_Job_
Search the records below for the word "thought" and show every line where it occurs.

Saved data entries
◆ ◆ ◆ ◆

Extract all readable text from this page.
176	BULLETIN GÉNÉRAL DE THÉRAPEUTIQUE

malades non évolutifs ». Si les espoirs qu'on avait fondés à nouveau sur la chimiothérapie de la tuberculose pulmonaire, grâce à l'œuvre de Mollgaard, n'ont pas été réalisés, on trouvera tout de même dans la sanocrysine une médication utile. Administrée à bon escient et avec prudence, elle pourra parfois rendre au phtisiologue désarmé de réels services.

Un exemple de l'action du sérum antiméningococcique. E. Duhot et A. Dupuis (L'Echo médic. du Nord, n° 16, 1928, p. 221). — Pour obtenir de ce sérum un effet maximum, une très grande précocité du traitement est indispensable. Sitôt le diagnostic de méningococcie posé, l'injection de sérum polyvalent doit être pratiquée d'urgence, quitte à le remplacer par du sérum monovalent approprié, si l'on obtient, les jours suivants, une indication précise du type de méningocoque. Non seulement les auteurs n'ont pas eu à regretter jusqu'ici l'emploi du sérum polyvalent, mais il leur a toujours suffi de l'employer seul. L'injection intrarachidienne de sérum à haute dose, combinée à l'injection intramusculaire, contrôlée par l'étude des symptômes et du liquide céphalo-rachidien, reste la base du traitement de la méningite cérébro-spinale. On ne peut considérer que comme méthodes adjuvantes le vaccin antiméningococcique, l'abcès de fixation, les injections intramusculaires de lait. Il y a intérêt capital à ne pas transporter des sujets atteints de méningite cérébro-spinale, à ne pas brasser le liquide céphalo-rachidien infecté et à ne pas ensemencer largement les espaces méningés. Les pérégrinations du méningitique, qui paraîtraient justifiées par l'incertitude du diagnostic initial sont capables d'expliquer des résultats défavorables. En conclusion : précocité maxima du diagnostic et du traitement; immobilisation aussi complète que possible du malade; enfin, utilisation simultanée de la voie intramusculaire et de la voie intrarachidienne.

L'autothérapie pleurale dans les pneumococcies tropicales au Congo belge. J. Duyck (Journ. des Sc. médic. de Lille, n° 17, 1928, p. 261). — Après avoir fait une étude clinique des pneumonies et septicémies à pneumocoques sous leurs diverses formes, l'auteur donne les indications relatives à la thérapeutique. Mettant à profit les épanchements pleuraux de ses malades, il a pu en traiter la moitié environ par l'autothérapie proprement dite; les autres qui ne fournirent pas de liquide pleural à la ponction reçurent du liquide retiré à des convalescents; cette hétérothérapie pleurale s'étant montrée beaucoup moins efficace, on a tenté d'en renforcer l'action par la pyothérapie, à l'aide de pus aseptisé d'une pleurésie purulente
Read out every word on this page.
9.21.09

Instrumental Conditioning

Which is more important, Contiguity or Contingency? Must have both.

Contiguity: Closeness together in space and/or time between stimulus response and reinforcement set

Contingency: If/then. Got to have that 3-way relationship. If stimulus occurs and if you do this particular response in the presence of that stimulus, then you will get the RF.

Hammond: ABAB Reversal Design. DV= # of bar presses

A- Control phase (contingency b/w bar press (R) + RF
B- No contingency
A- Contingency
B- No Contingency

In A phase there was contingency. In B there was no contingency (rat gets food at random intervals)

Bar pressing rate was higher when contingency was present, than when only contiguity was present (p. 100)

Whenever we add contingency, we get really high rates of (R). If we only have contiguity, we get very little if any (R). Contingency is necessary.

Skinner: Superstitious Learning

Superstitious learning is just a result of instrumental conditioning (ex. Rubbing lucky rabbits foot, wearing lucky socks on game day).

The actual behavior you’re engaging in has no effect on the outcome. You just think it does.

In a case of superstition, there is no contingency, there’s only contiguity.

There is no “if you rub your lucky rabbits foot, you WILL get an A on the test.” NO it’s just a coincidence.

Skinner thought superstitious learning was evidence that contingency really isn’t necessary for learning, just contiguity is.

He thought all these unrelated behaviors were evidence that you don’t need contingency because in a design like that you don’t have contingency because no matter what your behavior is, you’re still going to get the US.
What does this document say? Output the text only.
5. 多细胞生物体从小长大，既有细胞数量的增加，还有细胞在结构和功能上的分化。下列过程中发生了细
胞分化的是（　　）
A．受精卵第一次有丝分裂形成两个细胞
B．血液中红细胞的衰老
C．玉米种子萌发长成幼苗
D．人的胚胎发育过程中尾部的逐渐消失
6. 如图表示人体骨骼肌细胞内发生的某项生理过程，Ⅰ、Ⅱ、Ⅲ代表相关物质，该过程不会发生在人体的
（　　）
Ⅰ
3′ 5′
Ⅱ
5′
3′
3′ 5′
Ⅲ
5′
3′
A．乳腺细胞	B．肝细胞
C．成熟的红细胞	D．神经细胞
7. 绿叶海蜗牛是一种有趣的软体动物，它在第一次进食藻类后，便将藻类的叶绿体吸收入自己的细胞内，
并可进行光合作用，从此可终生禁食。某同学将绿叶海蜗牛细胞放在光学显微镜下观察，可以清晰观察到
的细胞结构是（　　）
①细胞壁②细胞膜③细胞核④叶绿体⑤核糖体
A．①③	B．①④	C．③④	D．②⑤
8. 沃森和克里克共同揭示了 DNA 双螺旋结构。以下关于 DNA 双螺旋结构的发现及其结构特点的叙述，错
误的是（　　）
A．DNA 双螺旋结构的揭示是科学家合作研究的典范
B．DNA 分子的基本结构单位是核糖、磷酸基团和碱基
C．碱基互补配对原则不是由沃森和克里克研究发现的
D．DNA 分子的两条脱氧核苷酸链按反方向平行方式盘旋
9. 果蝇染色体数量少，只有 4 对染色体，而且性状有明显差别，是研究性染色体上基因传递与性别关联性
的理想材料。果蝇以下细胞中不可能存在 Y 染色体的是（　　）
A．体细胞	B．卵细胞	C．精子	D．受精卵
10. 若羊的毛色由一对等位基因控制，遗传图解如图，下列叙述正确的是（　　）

◆ ◆ ◆ ◆

_Solution_
Skinner thought superstitious learning was evidence that contingency really isn’t necessary for learning, just contiguity is.
He thought all these unrelated behaviors were evidence that you don’t need contingency because in a design like that you don’t have contingency because no matter what your behavior is, you’re still going to get the US.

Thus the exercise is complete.